Objective:
Select every line below containing the word "ylabel".

☆ ☆ ☆ ☆ ☆ ☆ ☆

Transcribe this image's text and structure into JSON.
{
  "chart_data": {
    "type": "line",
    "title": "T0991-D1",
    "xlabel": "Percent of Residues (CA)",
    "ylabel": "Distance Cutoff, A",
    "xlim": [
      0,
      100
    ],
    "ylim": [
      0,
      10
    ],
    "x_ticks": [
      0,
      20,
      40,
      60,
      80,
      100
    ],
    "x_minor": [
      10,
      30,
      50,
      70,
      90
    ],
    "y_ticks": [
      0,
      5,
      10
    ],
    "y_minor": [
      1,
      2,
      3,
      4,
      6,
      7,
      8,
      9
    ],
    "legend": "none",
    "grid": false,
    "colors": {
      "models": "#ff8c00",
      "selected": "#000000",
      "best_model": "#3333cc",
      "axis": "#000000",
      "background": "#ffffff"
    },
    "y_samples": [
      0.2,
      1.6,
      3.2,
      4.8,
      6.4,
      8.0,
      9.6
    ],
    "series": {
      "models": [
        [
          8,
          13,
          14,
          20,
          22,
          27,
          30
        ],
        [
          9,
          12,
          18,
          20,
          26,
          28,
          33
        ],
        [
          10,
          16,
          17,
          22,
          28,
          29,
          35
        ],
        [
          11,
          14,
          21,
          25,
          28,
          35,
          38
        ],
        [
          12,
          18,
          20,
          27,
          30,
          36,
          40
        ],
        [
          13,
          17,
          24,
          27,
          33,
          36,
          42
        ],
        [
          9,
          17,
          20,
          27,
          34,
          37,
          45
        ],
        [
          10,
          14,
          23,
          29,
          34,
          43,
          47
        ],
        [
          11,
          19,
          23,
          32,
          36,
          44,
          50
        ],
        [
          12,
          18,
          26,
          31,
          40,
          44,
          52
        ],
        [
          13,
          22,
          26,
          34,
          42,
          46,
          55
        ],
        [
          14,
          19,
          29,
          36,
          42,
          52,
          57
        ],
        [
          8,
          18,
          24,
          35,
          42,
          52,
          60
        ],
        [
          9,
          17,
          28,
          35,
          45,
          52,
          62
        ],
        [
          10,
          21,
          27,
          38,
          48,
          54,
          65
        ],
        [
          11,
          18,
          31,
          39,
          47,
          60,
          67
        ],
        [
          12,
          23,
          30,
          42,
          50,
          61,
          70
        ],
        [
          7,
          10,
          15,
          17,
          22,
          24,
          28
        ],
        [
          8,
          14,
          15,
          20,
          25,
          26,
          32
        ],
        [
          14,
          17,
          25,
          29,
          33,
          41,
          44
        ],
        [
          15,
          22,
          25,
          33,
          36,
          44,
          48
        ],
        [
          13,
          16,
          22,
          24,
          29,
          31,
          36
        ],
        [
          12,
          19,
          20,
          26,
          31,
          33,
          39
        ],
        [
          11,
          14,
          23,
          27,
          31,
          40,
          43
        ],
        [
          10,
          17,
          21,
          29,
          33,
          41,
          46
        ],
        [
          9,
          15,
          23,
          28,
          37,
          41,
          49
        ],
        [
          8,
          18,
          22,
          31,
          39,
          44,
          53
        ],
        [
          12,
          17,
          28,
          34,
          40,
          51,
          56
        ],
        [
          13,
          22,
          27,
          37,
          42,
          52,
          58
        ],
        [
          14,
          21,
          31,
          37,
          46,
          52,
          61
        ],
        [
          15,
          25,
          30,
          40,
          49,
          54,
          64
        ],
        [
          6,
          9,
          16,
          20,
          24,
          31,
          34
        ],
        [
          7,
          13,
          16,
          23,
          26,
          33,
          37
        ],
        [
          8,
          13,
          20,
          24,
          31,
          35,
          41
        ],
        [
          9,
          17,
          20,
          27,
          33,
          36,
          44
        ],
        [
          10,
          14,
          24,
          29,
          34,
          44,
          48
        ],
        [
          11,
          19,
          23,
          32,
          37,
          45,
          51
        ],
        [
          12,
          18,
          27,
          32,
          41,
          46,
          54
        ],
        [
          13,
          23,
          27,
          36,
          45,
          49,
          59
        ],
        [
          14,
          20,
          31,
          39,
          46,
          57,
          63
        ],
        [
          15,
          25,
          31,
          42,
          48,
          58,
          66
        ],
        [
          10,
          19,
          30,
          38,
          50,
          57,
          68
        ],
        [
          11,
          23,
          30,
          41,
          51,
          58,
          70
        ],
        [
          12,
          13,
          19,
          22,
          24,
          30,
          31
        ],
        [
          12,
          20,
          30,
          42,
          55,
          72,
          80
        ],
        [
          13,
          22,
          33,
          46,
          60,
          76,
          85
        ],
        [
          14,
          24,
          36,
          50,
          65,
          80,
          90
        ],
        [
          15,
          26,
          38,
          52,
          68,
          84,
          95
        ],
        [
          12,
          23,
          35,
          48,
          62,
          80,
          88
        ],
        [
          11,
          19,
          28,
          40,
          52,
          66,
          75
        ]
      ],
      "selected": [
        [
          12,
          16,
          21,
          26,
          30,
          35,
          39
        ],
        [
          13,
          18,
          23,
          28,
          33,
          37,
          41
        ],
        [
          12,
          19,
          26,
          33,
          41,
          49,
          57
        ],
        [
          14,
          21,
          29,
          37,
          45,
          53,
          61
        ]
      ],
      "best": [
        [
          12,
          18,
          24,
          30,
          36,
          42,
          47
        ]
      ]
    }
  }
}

☆ ☆ ☆ ☆ ☆ ☆ ☆

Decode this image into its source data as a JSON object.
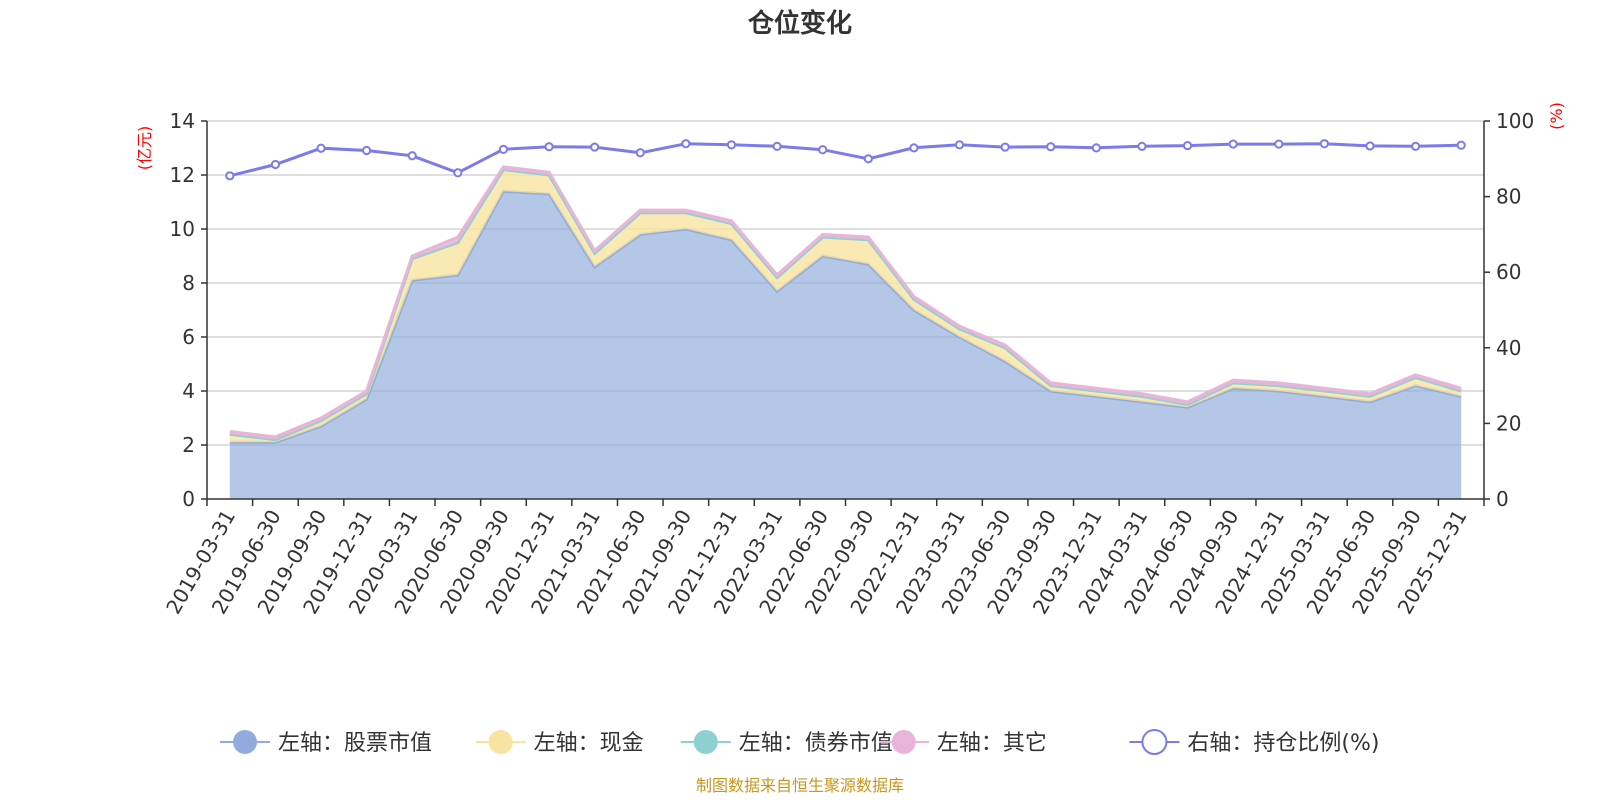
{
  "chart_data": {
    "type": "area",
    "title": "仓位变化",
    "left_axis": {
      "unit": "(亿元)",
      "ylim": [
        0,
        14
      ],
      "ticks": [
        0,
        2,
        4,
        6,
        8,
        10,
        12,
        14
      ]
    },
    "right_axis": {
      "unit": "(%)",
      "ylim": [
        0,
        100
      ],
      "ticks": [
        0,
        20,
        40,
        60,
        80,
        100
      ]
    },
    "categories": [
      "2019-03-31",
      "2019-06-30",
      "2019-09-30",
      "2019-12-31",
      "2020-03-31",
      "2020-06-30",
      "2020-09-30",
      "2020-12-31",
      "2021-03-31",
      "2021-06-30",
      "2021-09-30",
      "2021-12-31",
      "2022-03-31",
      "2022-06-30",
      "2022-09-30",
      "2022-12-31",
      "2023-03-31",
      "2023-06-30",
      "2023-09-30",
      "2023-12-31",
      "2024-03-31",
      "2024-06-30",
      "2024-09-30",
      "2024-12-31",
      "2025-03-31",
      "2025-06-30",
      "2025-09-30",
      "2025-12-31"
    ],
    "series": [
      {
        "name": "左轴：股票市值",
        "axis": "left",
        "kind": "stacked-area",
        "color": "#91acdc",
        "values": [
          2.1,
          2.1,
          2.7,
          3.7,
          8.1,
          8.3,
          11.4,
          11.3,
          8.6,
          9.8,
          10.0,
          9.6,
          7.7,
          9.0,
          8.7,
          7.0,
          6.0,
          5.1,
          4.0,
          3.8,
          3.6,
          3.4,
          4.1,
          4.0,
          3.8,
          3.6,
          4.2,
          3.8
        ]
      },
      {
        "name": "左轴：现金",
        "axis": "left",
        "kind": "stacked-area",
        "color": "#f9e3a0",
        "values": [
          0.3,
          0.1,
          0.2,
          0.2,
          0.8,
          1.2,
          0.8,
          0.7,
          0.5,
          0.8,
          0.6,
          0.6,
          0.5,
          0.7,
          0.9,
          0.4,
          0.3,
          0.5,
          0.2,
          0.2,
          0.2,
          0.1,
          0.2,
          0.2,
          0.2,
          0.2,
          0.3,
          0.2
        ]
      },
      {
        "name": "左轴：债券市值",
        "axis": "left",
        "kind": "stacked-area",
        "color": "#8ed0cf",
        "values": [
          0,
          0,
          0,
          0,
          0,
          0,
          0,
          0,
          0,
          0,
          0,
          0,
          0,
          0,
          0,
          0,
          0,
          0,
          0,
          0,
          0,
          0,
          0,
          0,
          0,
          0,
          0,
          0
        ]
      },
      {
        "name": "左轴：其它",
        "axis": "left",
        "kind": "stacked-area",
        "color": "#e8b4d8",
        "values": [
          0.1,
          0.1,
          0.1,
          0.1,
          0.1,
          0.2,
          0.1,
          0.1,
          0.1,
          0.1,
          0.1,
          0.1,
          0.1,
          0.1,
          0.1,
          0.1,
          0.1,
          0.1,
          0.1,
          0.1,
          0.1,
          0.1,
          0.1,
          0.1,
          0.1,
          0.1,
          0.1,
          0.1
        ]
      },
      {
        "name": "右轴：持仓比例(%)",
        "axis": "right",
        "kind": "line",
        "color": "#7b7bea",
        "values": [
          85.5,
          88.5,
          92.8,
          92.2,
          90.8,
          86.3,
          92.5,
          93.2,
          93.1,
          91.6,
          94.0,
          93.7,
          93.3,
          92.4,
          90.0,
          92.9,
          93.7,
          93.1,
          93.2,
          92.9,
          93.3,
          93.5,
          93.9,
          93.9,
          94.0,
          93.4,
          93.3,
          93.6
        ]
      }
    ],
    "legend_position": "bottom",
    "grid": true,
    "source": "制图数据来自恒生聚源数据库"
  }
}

☆ ☆ ☆ ☆ ☆ ☆ ☆

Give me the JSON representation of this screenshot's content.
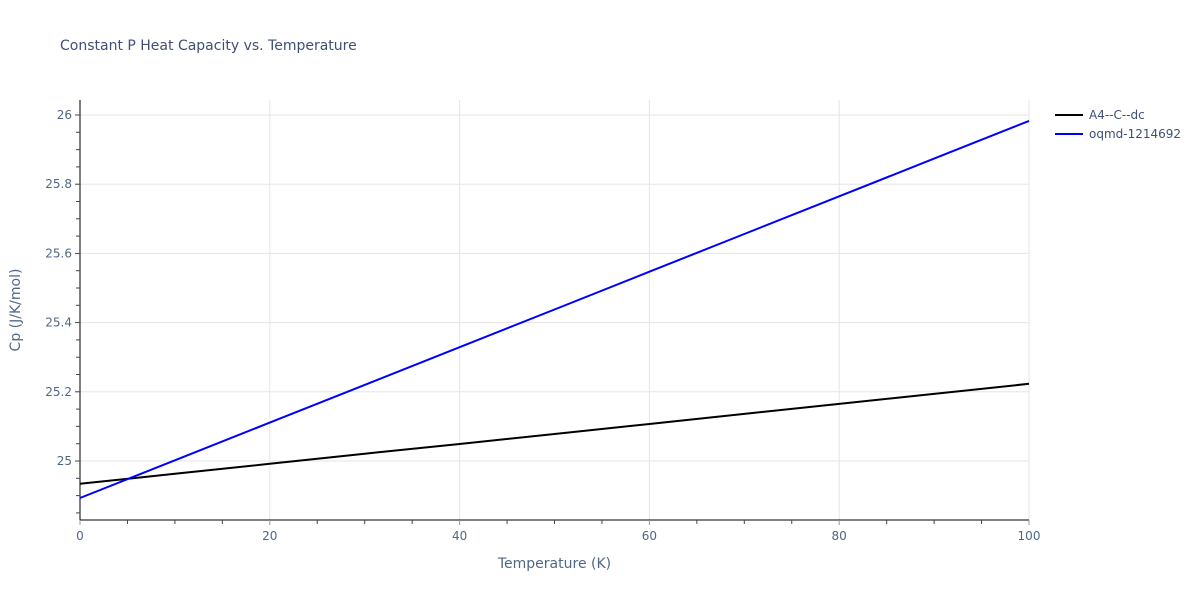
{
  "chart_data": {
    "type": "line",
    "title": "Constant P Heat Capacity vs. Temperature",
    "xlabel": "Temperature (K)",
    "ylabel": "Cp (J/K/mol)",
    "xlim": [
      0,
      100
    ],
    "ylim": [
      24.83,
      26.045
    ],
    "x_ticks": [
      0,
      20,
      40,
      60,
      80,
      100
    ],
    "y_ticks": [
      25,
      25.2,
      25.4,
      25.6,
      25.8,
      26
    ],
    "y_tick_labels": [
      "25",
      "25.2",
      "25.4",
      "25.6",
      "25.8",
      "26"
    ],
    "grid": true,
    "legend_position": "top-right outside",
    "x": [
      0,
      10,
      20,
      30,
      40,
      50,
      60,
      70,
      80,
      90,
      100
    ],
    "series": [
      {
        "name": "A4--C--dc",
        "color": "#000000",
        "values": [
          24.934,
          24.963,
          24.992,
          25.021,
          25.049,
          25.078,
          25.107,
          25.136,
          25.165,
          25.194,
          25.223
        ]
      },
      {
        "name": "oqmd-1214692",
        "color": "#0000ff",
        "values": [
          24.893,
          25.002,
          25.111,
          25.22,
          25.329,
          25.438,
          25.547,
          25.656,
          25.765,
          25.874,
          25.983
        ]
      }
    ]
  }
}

☆ ☆ ☆ ☆ ☆ ☆ ☆

Solution to this task:
    "ylabel": "Distance Cutoff, A",
    "ylabel": "Cp (J/K/mol)",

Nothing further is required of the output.